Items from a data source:

####

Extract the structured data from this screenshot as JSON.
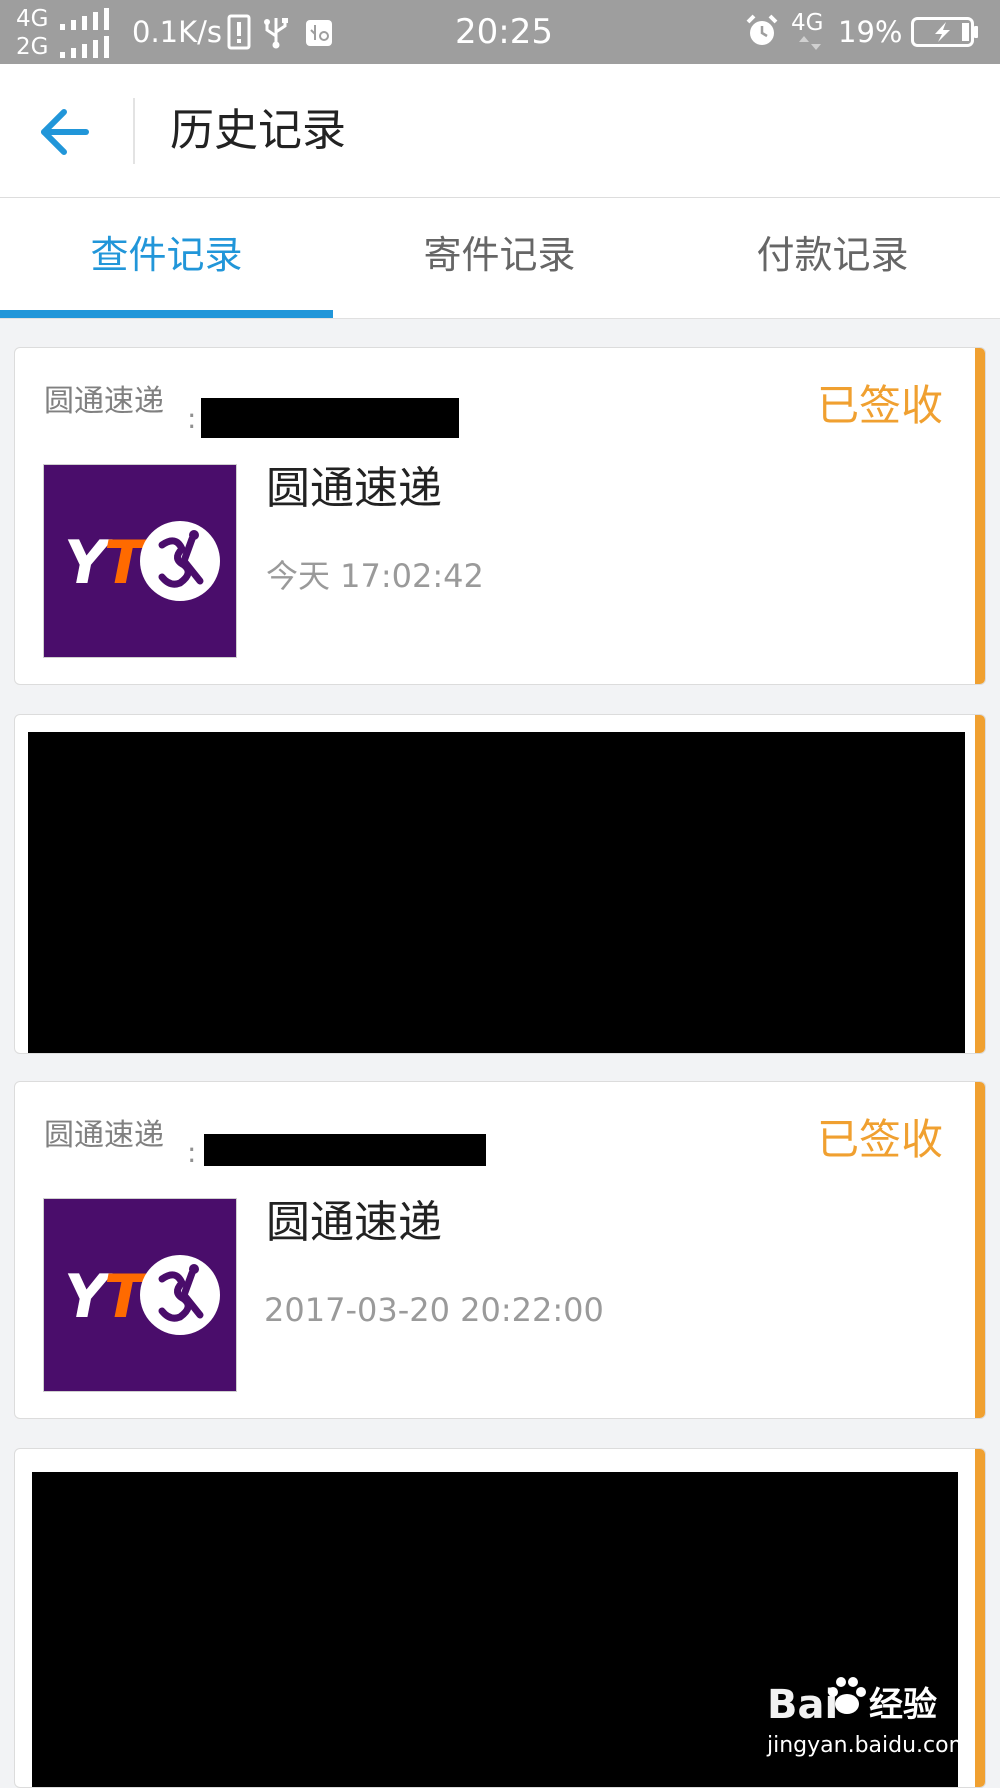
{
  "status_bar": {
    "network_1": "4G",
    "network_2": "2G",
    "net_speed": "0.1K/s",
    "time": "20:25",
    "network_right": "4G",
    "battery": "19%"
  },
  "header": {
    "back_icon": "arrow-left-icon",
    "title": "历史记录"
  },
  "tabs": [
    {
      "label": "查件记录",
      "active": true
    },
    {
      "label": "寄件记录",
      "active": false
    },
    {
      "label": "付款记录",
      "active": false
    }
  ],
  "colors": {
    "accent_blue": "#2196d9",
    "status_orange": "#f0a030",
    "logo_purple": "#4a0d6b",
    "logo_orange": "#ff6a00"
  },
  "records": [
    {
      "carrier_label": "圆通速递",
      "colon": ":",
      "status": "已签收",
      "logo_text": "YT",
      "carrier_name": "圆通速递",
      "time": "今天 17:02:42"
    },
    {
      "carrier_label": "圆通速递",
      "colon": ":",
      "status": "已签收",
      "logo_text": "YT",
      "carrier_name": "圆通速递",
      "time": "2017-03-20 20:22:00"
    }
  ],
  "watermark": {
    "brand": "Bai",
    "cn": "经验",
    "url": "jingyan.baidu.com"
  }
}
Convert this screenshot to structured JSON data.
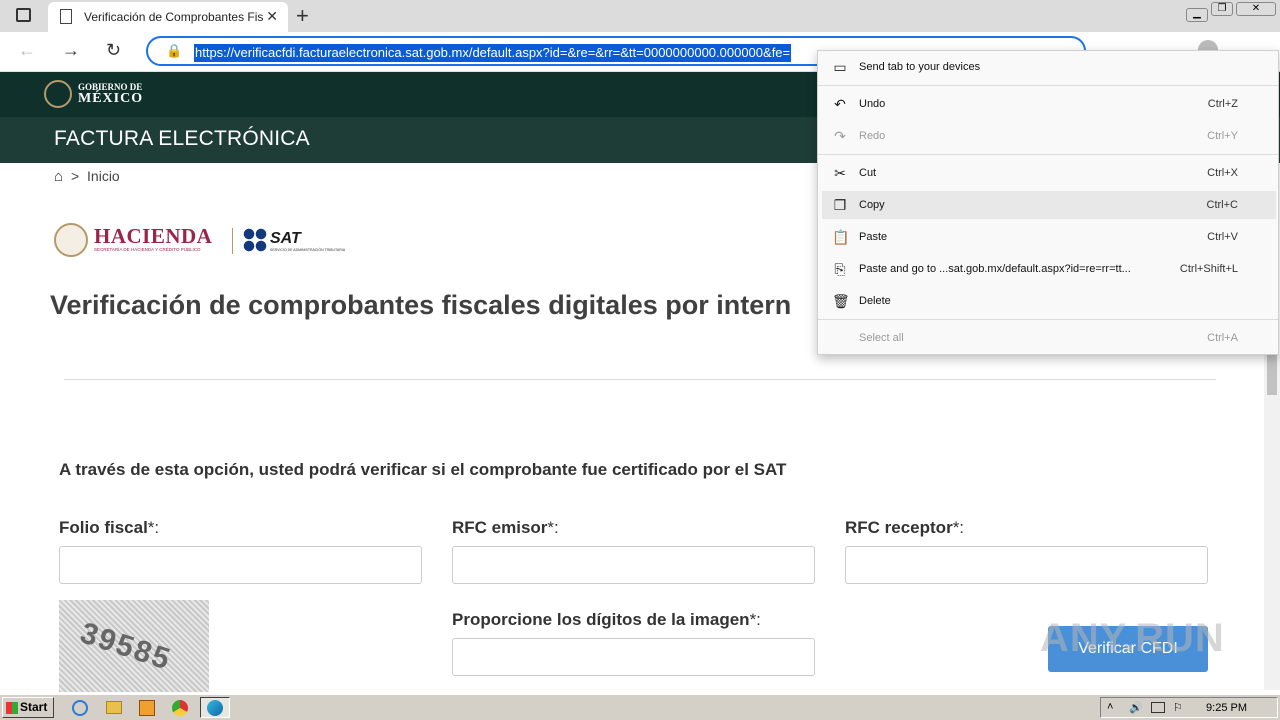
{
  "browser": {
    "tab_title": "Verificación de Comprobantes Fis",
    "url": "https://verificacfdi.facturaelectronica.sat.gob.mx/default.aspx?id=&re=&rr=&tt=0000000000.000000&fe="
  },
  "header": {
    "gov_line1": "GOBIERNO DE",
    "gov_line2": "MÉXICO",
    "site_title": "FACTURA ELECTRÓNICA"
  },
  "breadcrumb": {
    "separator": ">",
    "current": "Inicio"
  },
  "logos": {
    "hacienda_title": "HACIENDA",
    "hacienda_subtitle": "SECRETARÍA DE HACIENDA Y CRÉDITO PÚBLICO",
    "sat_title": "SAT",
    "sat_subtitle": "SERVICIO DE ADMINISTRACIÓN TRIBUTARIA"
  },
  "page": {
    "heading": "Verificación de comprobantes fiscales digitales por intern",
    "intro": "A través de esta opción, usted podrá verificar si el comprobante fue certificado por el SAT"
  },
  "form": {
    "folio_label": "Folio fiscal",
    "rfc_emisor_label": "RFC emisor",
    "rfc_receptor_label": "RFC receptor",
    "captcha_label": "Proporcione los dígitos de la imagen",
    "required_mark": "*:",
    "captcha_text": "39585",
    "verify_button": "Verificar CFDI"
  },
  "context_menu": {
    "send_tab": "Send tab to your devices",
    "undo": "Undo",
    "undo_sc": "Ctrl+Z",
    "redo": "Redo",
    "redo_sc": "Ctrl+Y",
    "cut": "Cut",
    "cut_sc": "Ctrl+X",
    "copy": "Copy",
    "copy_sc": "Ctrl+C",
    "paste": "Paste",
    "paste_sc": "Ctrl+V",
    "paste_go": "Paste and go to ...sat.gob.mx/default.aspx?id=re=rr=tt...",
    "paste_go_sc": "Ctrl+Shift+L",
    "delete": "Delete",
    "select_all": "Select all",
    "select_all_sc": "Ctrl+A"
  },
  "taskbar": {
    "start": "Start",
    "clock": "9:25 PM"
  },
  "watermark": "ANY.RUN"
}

####

**AIM**
Locate the word "default" in the records above, and return each line that has it.

**RESULT FOR THIS TASK**
    "url": "https://verificacfdi.facturaelectronica.sat.gob.mx/default.aspx?id=&re=&rr=&tt=0000000000.000000&fe="
    "paste_go": "Paste and go to ...sat.gob.mx/default.aspx?id=re=rr=tt...",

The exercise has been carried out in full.